--- begin ---

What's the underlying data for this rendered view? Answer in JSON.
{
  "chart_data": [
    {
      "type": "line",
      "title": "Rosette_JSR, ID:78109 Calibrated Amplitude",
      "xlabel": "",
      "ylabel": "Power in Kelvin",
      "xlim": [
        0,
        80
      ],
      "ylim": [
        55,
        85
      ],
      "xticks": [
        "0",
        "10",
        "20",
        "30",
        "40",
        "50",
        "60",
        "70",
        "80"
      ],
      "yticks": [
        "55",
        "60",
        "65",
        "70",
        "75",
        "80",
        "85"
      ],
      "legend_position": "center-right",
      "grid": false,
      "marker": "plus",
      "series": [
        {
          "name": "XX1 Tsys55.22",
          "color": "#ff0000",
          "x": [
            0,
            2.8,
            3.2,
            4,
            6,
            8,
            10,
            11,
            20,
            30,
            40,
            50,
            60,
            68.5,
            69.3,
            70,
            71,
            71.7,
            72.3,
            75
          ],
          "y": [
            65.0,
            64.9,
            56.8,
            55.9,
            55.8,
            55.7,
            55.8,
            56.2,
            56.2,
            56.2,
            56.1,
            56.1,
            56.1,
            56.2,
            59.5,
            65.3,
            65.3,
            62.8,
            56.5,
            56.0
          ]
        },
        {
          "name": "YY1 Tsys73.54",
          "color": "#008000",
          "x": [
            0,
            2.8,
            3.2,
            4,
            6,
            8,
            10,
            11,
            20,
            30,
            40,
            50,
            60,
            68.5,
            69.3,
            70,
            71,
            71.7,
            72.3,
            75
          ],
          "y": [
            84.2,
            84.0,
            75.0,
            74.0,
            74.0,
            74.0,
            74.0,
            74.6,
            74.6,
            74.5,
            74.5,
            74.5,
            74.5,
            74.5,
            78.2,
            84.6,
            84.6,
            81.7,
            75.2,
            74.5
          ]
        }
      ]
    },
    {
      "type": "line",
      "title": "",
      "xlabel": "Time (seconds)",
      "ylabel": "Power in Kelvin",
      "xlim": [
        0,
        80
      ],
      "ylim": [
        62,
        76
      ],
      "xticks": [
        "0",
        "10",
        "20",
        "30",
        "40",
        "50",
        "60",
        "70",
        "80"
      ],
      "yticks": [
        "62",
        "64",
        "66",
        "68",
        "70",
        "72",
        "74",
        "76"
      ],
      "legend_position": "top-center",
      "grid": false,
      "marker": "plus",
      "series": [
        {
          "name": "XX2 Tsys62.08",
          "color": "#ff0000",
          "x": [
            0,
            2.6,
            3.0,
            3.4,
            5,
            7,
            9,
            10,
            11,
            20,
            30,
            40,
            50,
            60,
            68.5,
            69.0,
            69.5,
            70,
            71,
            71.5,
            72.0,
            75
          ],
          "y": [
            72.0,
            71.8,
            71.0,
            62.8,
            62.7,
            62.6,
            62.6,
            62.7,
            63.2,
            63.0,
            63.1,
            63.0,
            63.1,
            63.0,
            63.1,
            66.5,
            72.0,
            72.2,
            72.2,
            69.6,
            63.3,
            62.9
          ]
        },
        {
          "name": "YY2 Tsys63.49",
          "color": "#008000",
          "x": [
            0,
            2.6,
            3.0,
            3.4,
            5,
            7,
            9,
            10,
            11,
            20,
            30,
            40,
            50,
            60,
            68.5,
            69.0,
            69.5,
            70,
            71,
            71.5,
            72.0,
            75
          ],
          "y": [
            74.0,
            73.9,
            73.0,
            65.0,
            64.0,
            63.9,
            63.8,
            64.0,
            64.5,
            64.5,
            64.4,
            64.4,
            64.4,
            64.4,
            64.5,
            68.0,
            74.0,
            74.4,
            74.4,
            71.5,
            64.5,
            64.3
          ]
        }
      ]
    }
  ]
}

--- end ---

> _What you will do_:
All of the lines above must be returned exactly.

> _Response_:
What's the underlying data for this rendered view? Answer in JSON.
{
  "chart_data": [
    {
      "type": "line",
      "title": "Rosette_JSR, ID:78109 Calibrated Amplitude",
      "xlabel": "",
      "ylabel": "Power in Kelvin",
      "xlim": [
        0,
        80
      ],
      "ylim": [
        55,
        85
      ],
      "xticks": [
        "0",
        "10",
        "20",
        "30",
        "40",
        "50",
        "60",
        "70",
        "80"
      ],
      "yticks": [
        "55",
        "60",
        "65",
        "70",
        "75",
        "80",
        "85"
      ],
      "legend_position": "center-right",
      "grid": false,
      "marker": "plus",
      "series": [
        {
          "name": "XX1 Tsys55.22",
          "color": "#ff0000",
          "x": [
            0,
            2.8,
            3.2,
            4,
            6,
            8,
            10,
            11,
            20,
            30,
            40,
            50,
            60,
            68.5,
            69.3,
            70,
            71,
            71.7,
            72.3,
            75
          ],
          "y": [
            65.0,
            64.9,
            56.8,
            55.9,
            55.8,
            55.7,
            55.8,
            56.2,
            56.2,
            56.2,
            56.1,
            56.1,
            56.1,
            56.2,
            59.5,
            65.3,
            65.3,
            62.8,
            56.5,
            56.0
          ]
        },
        {
          "name": "YY1 Tsys73.54",
          "color": "#008000",
          "x": [
            0,
            2.8,
            3.2,
            4,
            6,
            8,
            10,
            11,
            20,
            30,
            40,
            50,
            60,
            68.5,
            69.3,
            70,
            71,
            71.7,
            72.3,
            75
          ],
          "y": [
            84.2,
            84.0,
            75.0,
            74.0,
            74.0,
            74.0,
            74.0,
            74.6,
            74.6,
            74.5,
            74.5,
            74.5,
            74.5,
            74.5,
            78.2,
            84.6,
            84.6,
            81.7,
            75.2,
            74.5
          ]
        }
      ]
    },
    {
      "type": "line",
      "title": "",
      "xlabel": "Time (seconds)",
      "ylabel": "Power in Kelvin",
      "xlim": [
        0,
        80
      ],
      "ylim": [
        62,
        76
      ],
      "xticks": [
        "0",
        "10",
        "20",
        "30",
        "40",
        "50",
        "60",
        "70",
        "80"
      ],
      "yticks": [
        "62",
        "64",
        "66",
        "68",
        "70",
        "72",
        "74",
        "76"
      ],
      "legend_position": "top-center",
      "grid": false,
      "marker": "plus",
      "series": [
        {
          "name": "XX2 Tsys62.08",
          "color": "#ff0000",
          "x": [
            0,
            2.6,
            3.0,
            3.4,
            5,
            7,
            9,
            10,
            11,
            20,
            30,
            40,
            50,
            60,
            68.5,
            69.0,
            69.5,
            70,
            71,
            71.5,
            72.0,
            75
          ],
          "y": [
            72.0,
            71.8,
            71.0,
            62.8,
            62.7,
            62.6,
            62.6,
            62.7,
            63.2,
            63.0,
            63.1,
            63.0,
            63.1,
            63.0,
            63.1,
            66.5,
            72.0,
            72.2,
            72.2,
            69.6,
            63.3,
            62.9
          ]
        },
        {
          "name": "YY2 Tsys63.49",
          "color": "#008000",
          "x": [
            0,
            2.6,
            3.0,
            3.4,
            5,
            7,
            9,
            10,
            11,
            20,
            30,
            40,
            50,
            60,
            68.5,
            69.0,
            69.5,
            70,
            71,
            71.5,
            72.0,
            75
          ],
          "y": [
            74.0,
            73.9,
            73.0,
            65.0,
            64.0,
            63.9,
            63.8,
            64.0,
            64.5,
            64.5,
            64.4,
            64.4,
            64.4,
            64.4,
            64.5,
            68.0,
            74.0,
            74.4,
            74.4,
            71.5,
            64.5,
            64.3
          ]
        }
      ]
    }
  ]
}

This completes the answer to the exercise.